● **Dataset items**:
━━━━━━━━━━━━━━━━━━━━

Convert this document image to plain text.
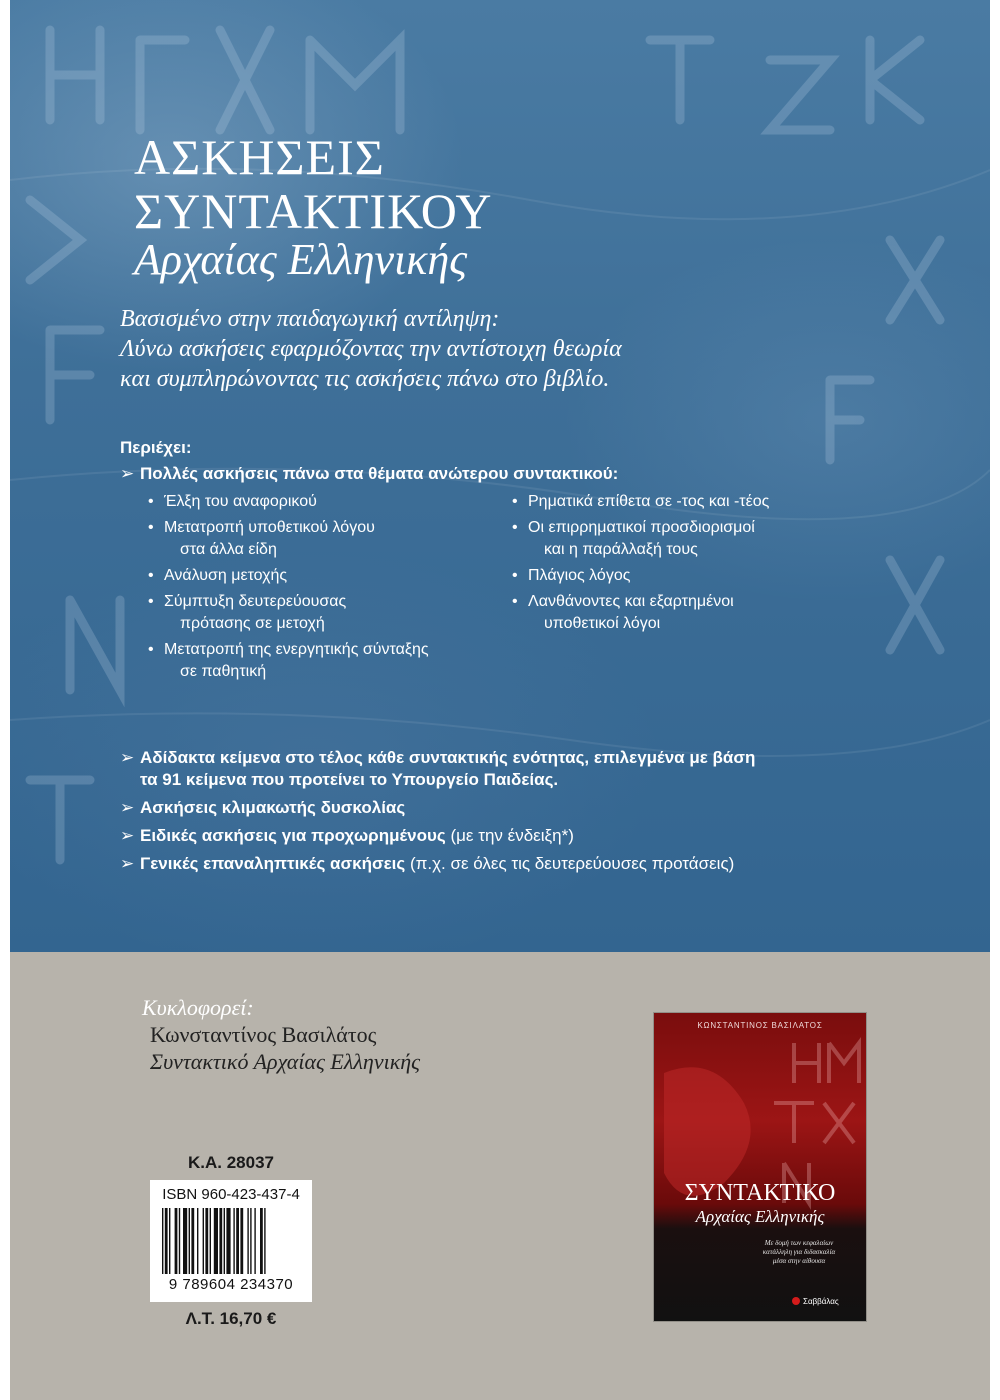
ΑΣΚΗΣΕΙΣ
ΣΥΝΤΑΚΤΙΚΟΥ
Αρχαίας Ελληνικής
Βασισμένο στην παιδαγωγική αντίληψη:
Λύνω ασκήσεις εφαρμόζοντας την αντίστοιχη θεωρία
και συμπληρώνοντας τις ασκήσεις πάνω στο βιβλίο.
Περιέχει:
➢ Πολλές ασκήσεις πάνω στα θέματα ανώτερου συντακτικού:
• Έλξη του αναφορικού
• Μετατροπή υποθετικού λόγου
στα άλλα είδη
• Ανάλυση μετοχής
• Σύμπτυξη δευτερεύουσας
πρότασης σε μετοχή
• Μετατροπή της ενεργητικής σύνταξης
σε παθητική
• Ρηματικά επίθετα σε -τος και -τέος
• Οι επιρρηματικοί προσδιορισμοί
και η παράλλαξή τους
• Πλάγιος λόγος
• Λανθάνοντες και εξαρτημένοι
υποθετικοί λόγοι
➢ Αδίδακτα κείμενα στο τέλος κάθε συντακτικής ενότητας, επιλεγμένα με βάση
τα 91 κείμενα που προτείνει το Υπουργείο Παιδείας.
➢ Ασκήσεις κλιμακωτής δυσκολίας
➢ Ειδικές ασκήσεις για προχωρημένους (με την ένδειξη*)
➢ Γενικές επαναληπτικές ασκήσεις (π.χ. σε όλες τις δευτερεύουσες προτάσεις)
Κυκλοφορεί:
Κωνσταντίνος Βασιλάτος
Συντακτικό Αρχαίας Ελληνικής
Κ.Α. 28037
ISBN 960-423-437-4
9 789604 234370
Λ.Τ. 16,70 €
ΚΩΝΣΤΑΝΤΙΝΟΣ ΒΑΣΙΛΑΤΟΣ
ΣΥΝΤΑΚΤΙΚΟ
Αρχαίας Ελληνικής
Με δομή των κεφαλαίων
κατάλληλη για διδασκαλία
μέσα στην αίθουσα
Σαββάλας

━━━━━━━━━━━━━━━━━━━━

● **Exercise requirements**: Give every record back exactly as it reads, with no images.

● **Task solution**:
Convert this document image to plain text.
ΑΣΚΗΣΕΙΣ
ΣΥΝΤΑΚΤΙΚΟΥ
Αρχαίας Ελληνικής
Βασισμένο στην παιδαγωγική αντίληψη:
Λύνω ασκήσεις εφαρμόζοντας την αντίστοιχη θεωρία
και συμπληρώνοντας τις ασκήσεις πάνω στο βιβλίο.
Περιέχει:
➢ Πολλές ασκήσεις πάνω στα θέματα ανώτερου συντακτικού:
• Έλξη του αναφορικού
• Μετατροπή υποθετικού λόγου
στα άλλα είδη
• Ανάλυση μετοχής
• Σύμπτυξη δευτερεύουσας
πρότασης σε μετοχή
• Μετατροπή της ενεργητικής σύνταξης
σε παθητική
• Ρηματικά επίθετα σε -τος και -τέος
• Οι επιρρηματικοί προσδιορισμοί
και η παράλλαξή τους
• Πλάγιος λόγος
• Λανθάνοντες και εξαρτημένοι
υποθετικοί λόγοι
➢ Αδίδακτα κείμενα στο τέλος κάθε συντακτικής ενότητας, επιλεγμένα με βάση
τα 91 κείμενα που προτείνει το Υπουργείο Παιδείας.
➢ Ασκήσεις κλιμακωτής δυσκολίας
➢ Ειδικές ασκήσεις για προχωρημένους (με την ένδειξη*)
➢ Γενικές επαναληπτικές ασκήσεις (π.χ. σε όλες τις δευτερεύουσες προτάσεις)
Κυκλοφορεί:
Κωνσταντίνος Βασιλάτος
Συντακτικό Αρχαίας Ελληνικής
Κ.Α. 28037
ISBN 960-423-437-4
9 789604 234370
Λ.Τ. 16,70 €
ΚΩΝΣΤΑΝΤΙΝΟΣ ΒΑΣΙΛΑΤΟΣ
ΣΥΝΤΑΚΤΙΚΟ
Αρχαίας Ελληνικής
Με δομή των κεφαλαίων
κατάλληλη για διδασκαλία
μέσα στην αίθουσα
Σαββάλας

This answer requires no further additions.